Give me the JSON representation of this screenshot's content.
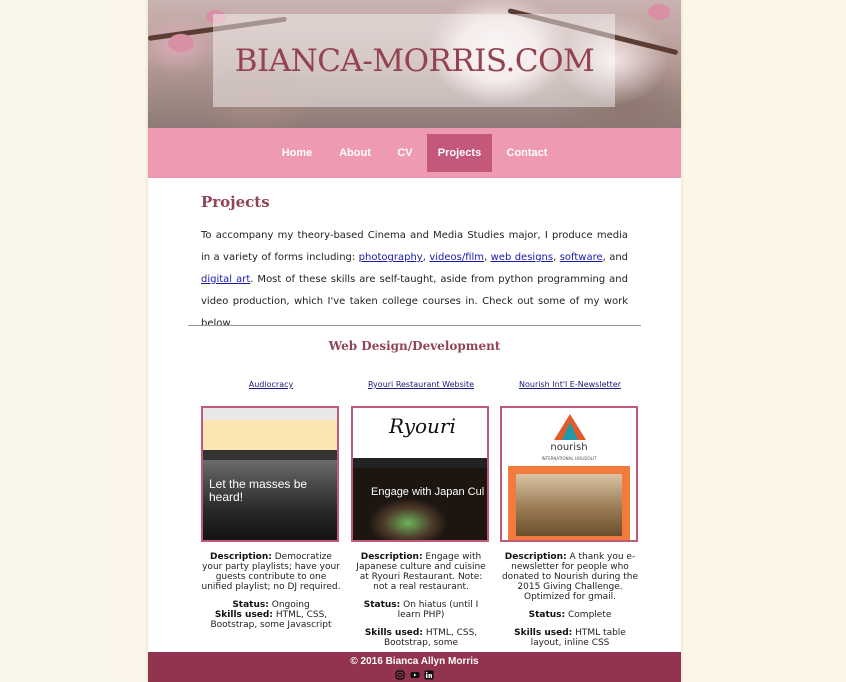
{
  "site": {
    "title": "BIANCA-MORRIS.COM"
  },
  "nav": [
    {
      "label": "Home"
    },
    {
      "label": "About"
    },
    {
      "label": "CV"
    },
    {
      "label": "Projects",
      "active": true
    },
    {
      "label": "Contact"
    }
  ],
  "page": {
    "heading": "Projects",
    "intro": {
      "t1": "To accompany my theory-based Cinema and Media Studies major, I produce media in a variety of forms including: ",
      "l1": "photography",
      "t2": ", ",
      "l2": "videos/film",
      "t3": ", ",
      "l3": "web designs",
      "t4": ", ",
      "l4": "software",
      "t5": ", and ",
      "l5": "digital art",
      "t6": ". Most of these skills are self-taught, aside from python programming and video production, which I've taken college courses in. Check out some of my work below."
    },
    "section_heading": "Web Design/Development"
  },
  "projects": [
    {
      "title": "Audiocracy",
      "thumb_text": "Let the masses be heard!",
      "description_label": "Description:",
      "description": "Democratize your party playlists; have your guests contribute to one unified playlist; no DJ required.",
      "status_label": "Status:",
      "status": "Ongoing",
      "skills_label": "Skills used:",
      "skills": "HTML, CSS, Bootstrap, some Javascript"
    },
    {
      "title": "Ryouri Restaurant Website",
      "thumb_text": "Engage with Japan Cul",
      "thumb_logo": "Ryouri",
      "description_label": "Description:",
      "description": "Engage with Japanese culture and cuisine at Ryouri Restaurant. Note: not a real restaurant.",
      "status_label": "Status:",
      "status": "On hiatus (until I learn PHP)",
      "skills_label": "Skills used:",
      "skills": "HTML, CSS, Bootstrap, some"
    },
    {
      "title": "Nourish Int'l E-Newsletter",
      "thumb_logo": "nourish",
      "thumb_sub": "INTERNATIONAL HOLIDOLIT",
      "description_label": "Description:",
      "description": "A thank you e-newsletter for people who donated to Nourish during the 2015 Giving Challenge. Optimized for gmail.",
      "status_label": "Status:",
      "status": "Complete",
      "skills_label": "Skills used:",
      "skills": "HTML table layout, inline CSS"
    }
  ],
  "footer": {
    "copyright": "© 2016 Bianca Allyn Morris",
    "icons": [
      "instagram-icon",
      "youtube-icon",
      "linkedin-icon"
    ]
  },
  "colors": {
    "accent": "#924457",
    "nav_bg": "#ef9ab3",
    "nav_active": "#c4587a",
    "footer_bg": "#92334f"
  }
}
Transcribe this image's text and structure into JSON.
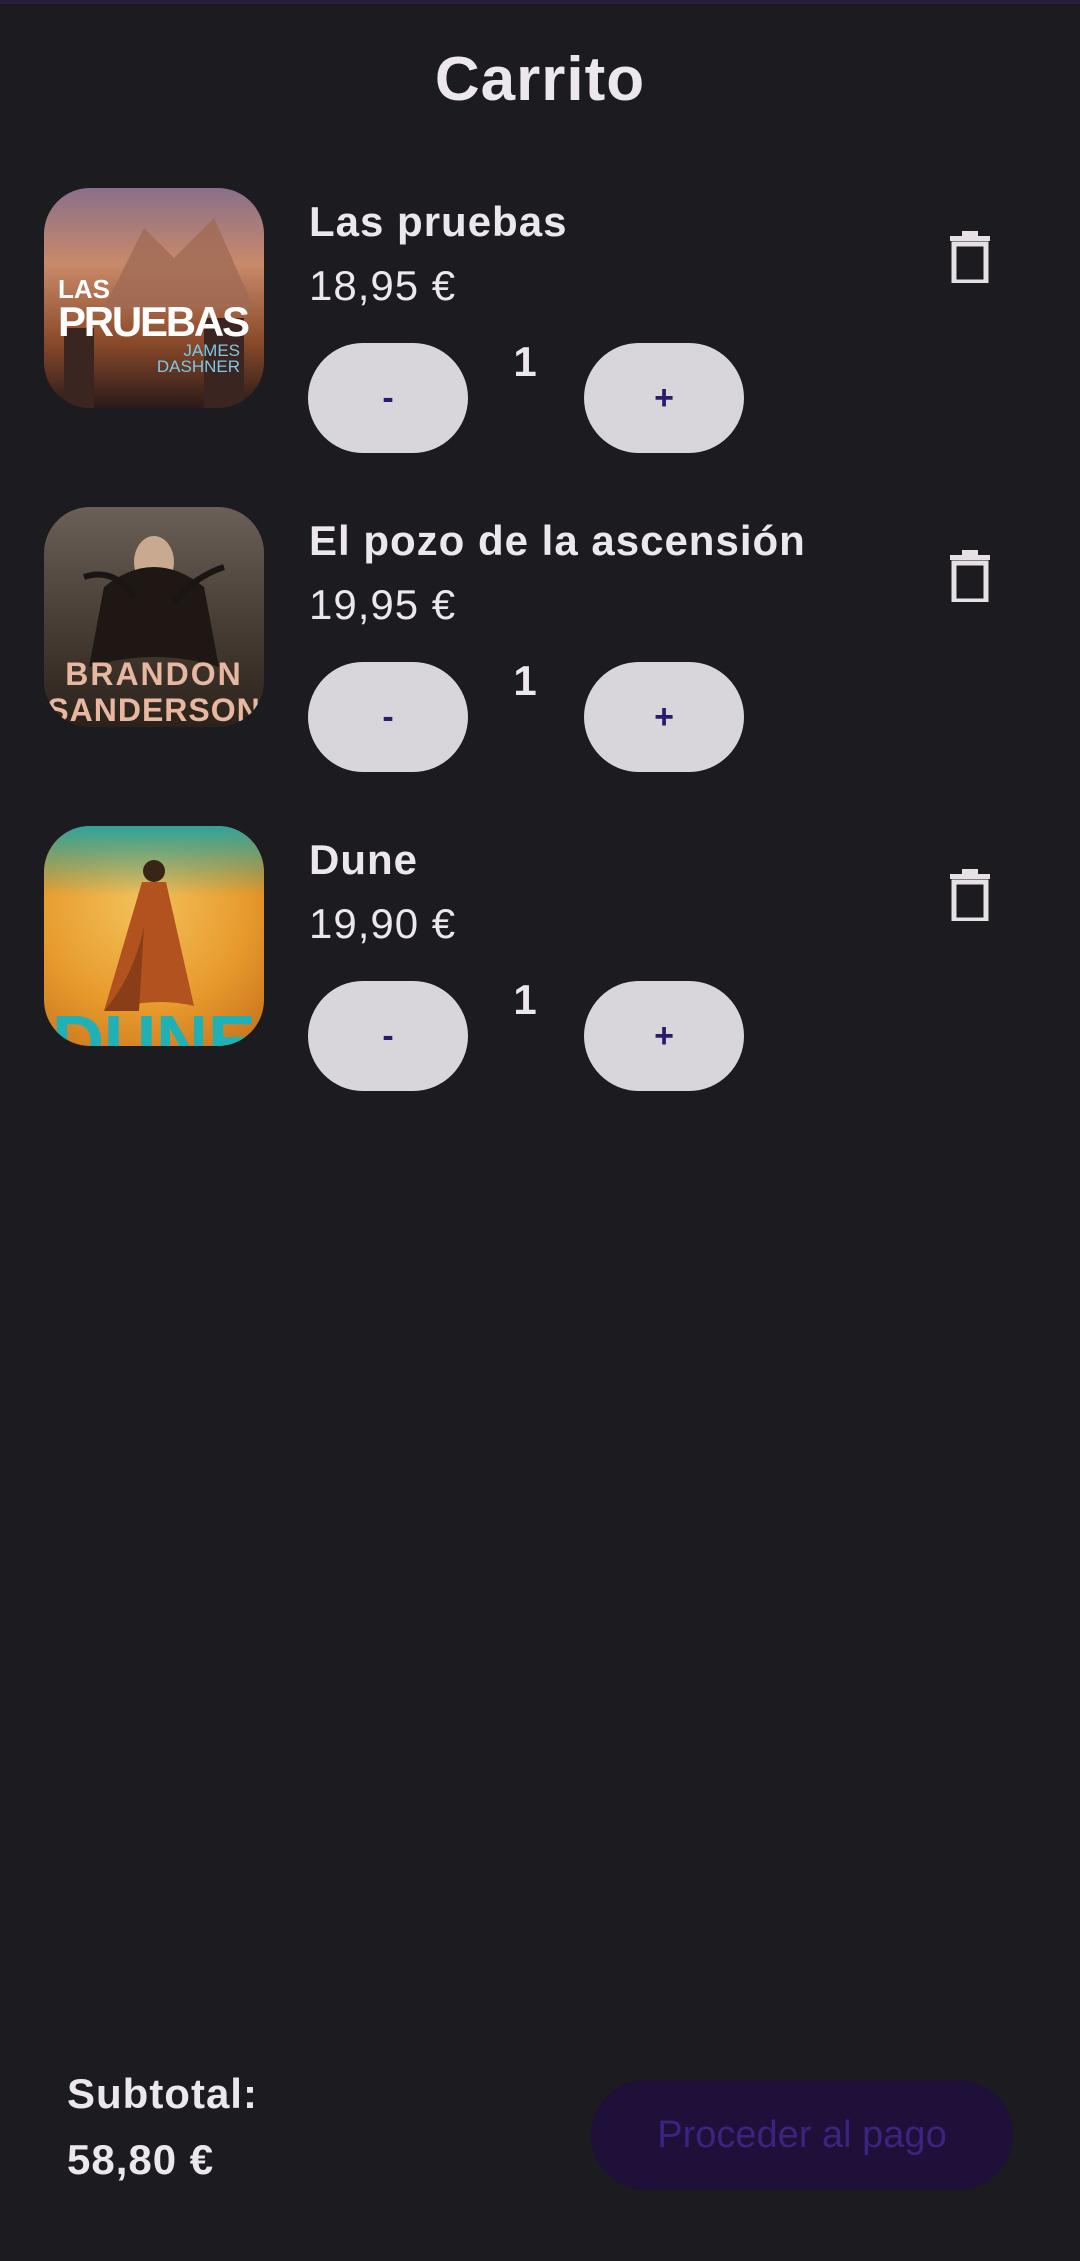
{
  "header": {
    "title": "Carrito"
  },
  "cart": {
    "items": [
      {
        "title": "Las pruebas",
        "price": "18,95 €",
        "quantity": "1",
        "minus_label": "-",
        "plus_label": "+",
        "cover_icon": "book-cover-las-pruebas",
        "cover_text": [
          "LAS",
          "PRUEBAS",
          "JAMES",
          "DASHNER"
        ]
      },
      {
        "title": "El pozo de la ascensión",
        "price": "19,95 €",
        "quantity": "1",
        "minus_label": "-",
        "plus_label": "+",
        "cover_icon": "book-cover-el-pozo",
        "cover_text": [
          "BRANDON",
          "SANDERSON"
        ]
      },
      {
        "title": "Dune",
        "price": "19,90 €",
        "quantity": "1",
        "minus_label": "-",
        "plus_label": "+",
        "cover_icon": "book-cover-dune",
        "cover_text": [
          "DUNE"
        ]
      }
    ],
    "delete_icon": "trash-icon"
  },
  "footer": {
    "subtotal_label": "Subtotal:",
    "subtotal_value": "58,80 €",
    "checkout_label": "Proceder al pago"
  },
  "colors": {
    "background": "#1c1b20",
    "button_bg": "#d8d6da",
    "button_text": "#2c1a6b",
    "checkout_bg": "#1e1038",
    "checkout_text": "#3a2480"
  }
}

□ □ □ □ □

• [Required work]
Return all the lines that contain the string "HTML".

• [Written response]
      "skills": "HTML, CSS, Bootstrap, some Javascript"
      "skills": "HTML, CSS, Bootstrap, some"
      "skills": "HTML table layout, inline CSS"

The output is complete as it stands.